### Extracted data
-- Begin --

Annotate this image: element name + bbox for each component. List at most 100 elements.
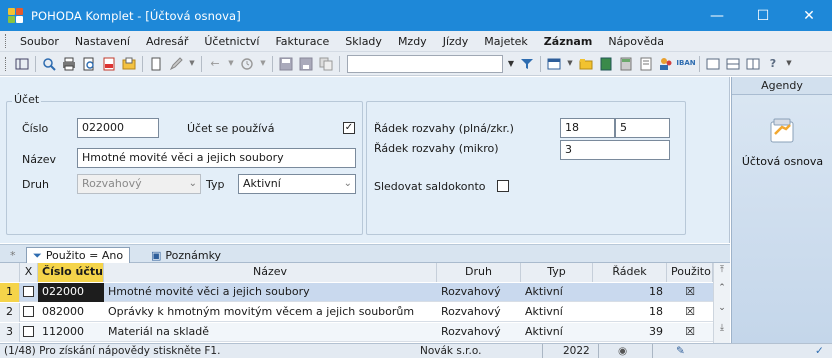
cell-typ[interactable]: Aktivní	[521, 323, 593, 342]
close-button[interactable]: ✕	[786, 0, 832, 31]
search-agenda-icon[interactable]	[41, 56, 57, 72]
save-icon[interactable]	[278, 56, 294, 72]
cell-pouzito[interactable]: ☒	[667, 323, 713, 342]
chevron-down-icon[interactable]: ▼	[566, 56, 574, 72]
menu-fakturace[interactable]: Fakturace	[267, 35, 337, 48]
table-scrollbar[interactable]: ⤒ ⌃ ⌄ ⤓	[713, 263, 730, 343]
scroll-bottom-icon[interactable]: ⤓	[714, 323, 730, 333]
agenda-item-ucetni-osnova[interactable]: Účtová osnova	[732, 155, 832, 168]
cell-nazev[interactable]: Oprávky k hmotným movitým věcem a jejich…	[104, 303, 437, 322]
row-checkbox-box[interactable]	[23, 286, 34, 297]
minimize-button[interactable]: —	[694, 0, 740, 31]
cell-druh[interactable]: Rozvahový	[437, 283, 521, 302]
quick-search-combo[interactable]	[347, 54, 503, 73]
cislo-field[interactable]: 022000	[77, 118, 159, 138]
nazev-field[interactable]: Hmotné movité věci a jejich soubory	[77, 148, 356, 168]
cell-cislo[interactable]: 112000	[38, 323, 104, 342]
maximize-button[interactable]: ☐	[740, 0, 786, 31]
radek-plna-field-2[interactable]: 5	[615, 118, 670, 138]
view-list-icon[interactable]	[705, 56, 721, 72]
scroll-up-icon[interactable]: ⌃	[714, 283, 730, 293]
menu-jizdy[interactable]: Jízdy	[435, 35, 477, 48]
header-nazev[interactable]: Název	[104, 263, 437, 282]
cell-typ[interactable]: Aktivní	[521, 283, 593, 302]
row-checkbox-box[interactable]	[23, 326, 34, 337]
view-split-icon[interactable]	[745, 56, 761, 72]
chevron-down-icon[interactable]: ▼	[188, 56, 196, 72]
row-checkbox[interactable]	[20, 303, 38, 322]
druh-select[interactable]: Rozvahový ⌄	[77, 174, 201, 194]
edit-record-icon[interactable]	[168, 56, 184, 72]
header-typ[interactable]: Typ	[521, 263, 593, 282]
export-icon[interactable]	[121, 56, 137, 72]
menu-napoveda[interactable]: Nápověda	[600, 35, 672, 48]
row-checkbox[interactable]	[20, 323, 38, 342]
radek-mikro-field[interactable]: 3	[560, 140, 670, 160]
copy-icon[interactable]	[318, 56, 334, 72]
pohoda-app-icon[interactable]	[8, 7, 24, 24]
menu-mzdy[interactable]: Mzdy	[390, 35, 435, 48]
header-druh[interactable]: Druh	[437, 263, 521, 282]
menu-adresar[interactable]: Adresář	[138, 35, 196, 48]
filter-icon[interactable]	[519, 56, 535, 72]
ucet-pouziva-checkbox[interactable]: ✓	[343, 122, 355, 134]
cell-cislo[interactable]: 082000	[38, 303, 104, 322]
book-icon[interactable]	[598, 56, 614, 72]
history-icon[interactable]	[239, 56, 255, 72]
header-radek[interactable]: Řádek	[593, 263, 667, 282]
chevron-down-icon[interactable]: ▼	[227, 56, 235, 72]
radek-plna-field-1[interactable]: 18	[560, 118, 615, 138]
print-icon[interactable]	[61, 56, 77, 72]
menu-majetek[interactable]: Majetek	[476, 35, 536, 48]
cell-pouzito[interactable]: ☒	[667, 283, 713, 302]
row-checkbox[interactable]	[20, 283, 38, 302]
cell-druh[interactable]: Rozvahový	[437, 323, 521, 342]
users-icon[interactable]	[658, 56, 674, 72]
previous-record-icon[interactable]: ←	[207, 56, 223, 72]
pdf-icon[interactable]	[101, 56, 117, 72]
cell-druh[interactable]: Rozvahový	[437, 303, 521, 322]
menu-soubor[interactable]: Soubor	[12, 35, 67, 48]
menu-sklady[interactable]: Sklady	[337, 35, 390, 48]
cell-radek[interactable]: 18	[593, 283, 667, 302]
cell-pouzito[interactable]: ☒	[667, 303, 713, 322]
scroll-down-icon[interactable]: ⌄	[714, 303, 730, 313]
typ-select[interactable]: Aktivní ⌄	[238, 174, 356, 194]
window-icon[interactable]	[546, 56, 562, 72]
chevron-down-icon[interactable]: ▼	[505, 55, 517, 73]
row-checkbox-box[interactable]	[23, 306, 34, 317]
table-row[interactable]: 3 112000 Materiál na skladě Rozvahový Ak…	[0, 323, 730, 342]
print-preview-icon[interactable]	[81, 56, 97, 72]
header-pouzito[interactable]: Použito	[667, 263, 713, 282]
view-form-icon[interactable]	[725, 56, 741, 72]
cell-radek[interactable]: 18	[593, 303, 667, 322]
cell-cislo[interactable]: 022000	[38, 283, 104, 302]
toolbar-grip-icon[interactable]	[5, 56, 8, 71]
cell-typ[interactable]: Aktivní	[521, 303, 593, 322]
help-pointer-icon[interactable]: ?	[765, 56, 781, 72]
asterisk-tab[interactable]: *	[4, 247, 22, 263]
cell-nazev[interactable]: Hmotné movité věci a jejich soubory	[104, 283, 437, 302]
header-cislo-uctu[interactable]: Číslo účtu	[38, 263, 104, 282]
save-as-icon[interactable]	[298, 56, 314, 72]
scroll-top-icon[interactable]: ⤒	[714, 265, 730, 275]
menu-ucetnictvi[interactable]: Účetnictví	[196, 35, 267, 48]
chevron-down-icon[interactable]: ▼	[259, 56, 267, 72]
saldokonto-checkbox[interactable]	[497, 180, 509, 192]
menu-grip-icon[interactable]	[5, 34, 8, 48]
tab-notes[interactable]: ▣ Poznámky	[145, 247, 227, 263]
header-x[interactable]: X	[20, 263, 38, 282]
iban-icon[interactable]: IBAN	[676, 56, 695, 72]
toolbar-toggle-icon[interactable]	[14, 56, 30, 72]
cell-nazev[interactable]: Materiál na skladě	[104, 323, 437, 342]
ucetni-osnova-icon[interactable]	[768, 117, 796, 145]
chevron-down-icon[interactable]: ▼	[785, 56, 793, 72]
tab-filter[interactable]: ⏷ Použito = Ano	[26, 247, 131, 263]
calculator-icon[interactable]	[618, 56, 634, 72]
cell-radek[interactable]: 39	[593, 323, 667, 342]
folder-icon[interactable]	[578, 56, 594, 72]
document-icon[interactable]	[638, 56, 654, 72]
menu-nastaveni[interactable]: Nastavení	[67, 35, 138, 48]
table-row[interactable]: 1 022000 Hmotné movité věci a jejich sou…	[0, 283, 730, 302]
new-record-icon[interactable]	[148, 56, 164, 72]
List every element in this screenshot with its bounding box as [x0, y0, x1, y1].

-- End --
-- Begin --

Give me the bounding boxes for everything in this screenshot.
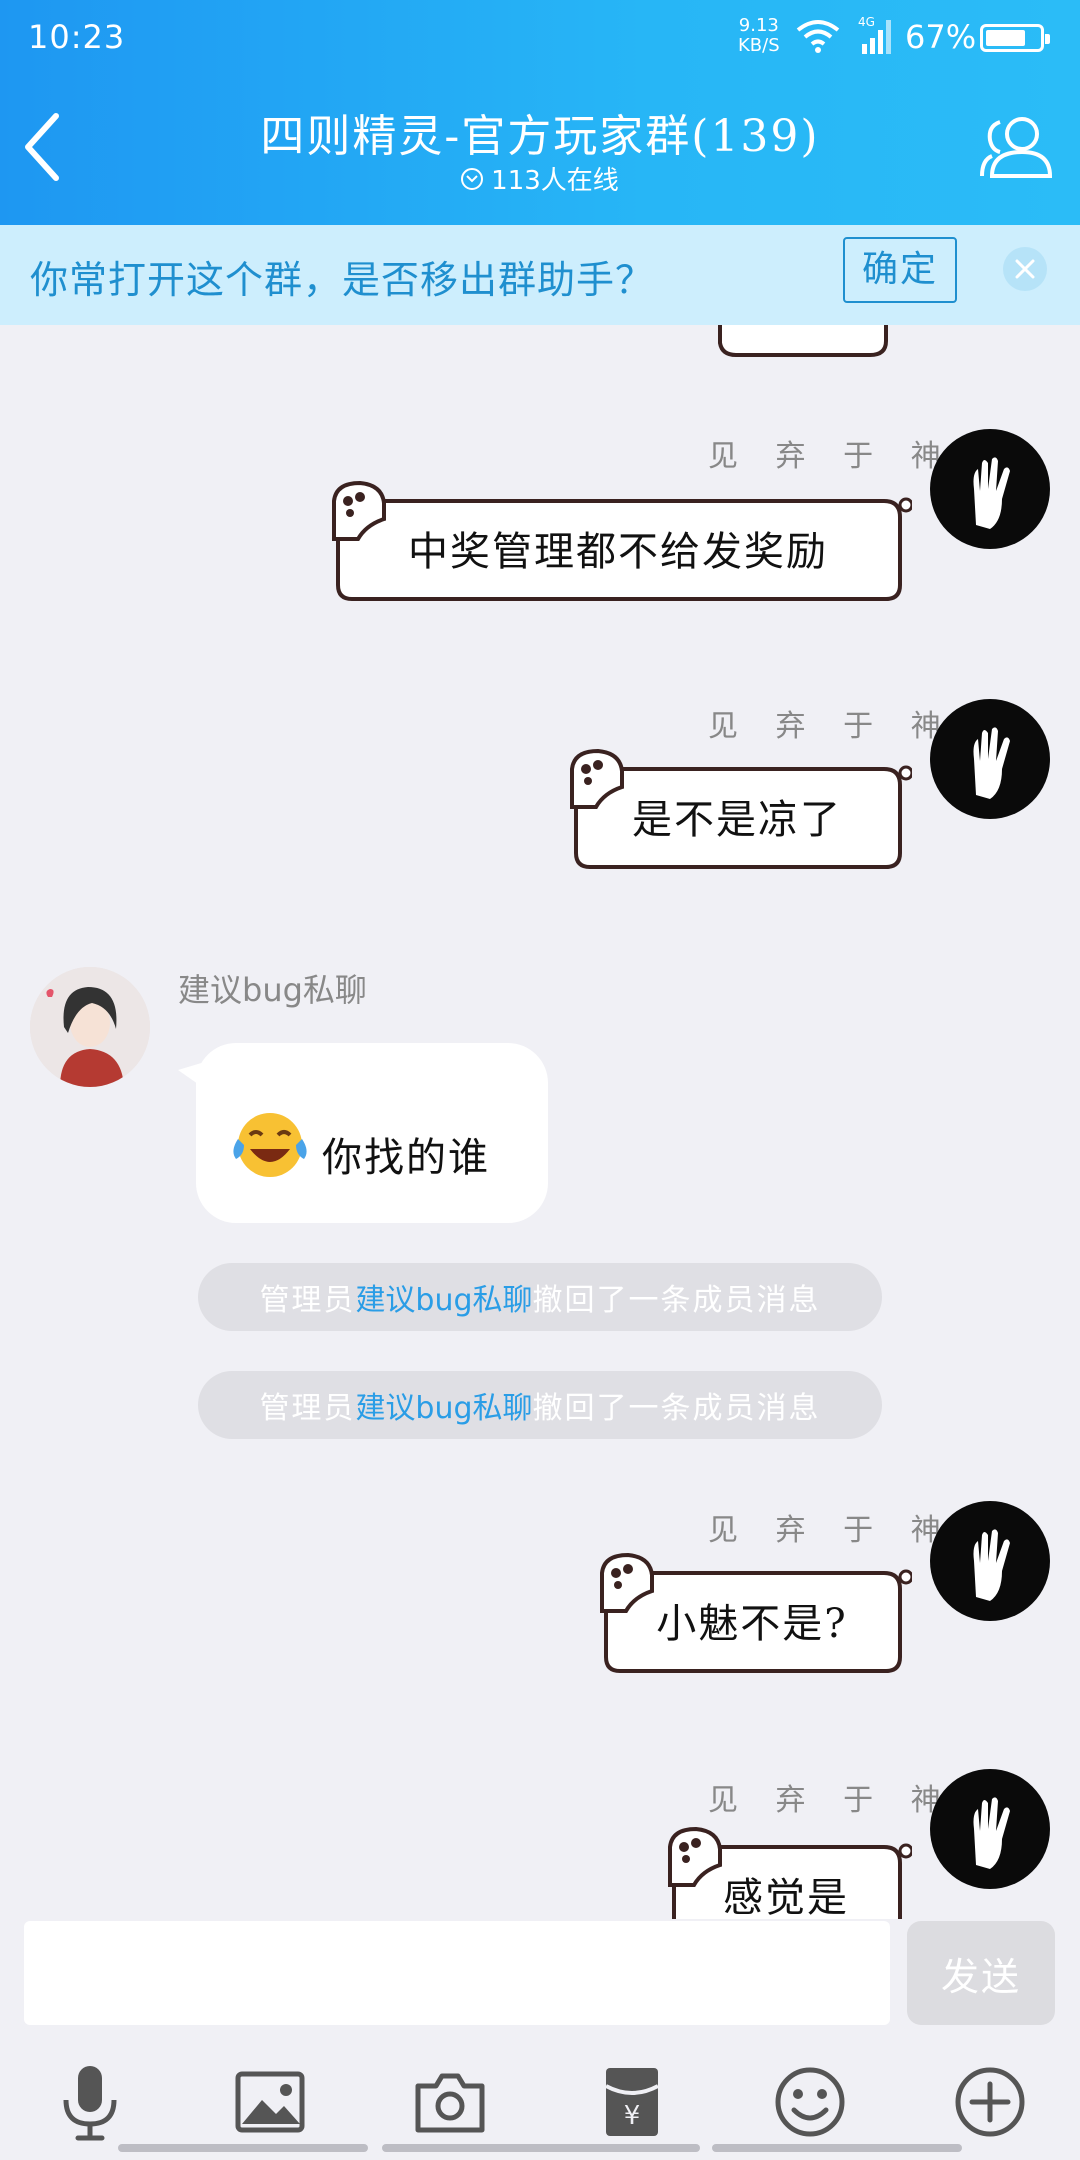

-- End --

### The task
Recast the part of the listing above that opens with the line containing "Annotate this image: element" and closes with the line containing "323, 730, 333]" as a Markdown table with columns No. and Line, one numbered row per line and no blank lines. Leave the pictures out.

### Written answer
| No. | Line |
|---|---|
| 1 | Annotate this image: element name + bbox for each component. List at most 100 elements. |
| 2 | cell-typ[interactable]: Aktivní	[521, 323, 593, 342] |
| 3 | close-button[interactable]: ✕	[786, 0, 832, 31] |
| 4 | search-agenda-icon[interactable]	[41, 56, 57, 72] |
| 5 | save-icon[interactable]	[278, 56, 294, 72] |
| 6 | cell-pouzito[interactable]: ☒	[667, 323, 713, 342] |
| 7 | chevron-down-icon[interactable]: ▼	[566, 56, 574, 72] |
| 8 | menu-fakturace[interactable]: Fakturace	[267, 35, 337, 48] |
| 9 | table-scrollbar[interactable]: ⤒ ⌃ ⌄ ⤓	[713, 263, 730, 343] |
| 10 | scroll-bottom-icon[interactable]: ⤓	[714, 323, 730, 333] |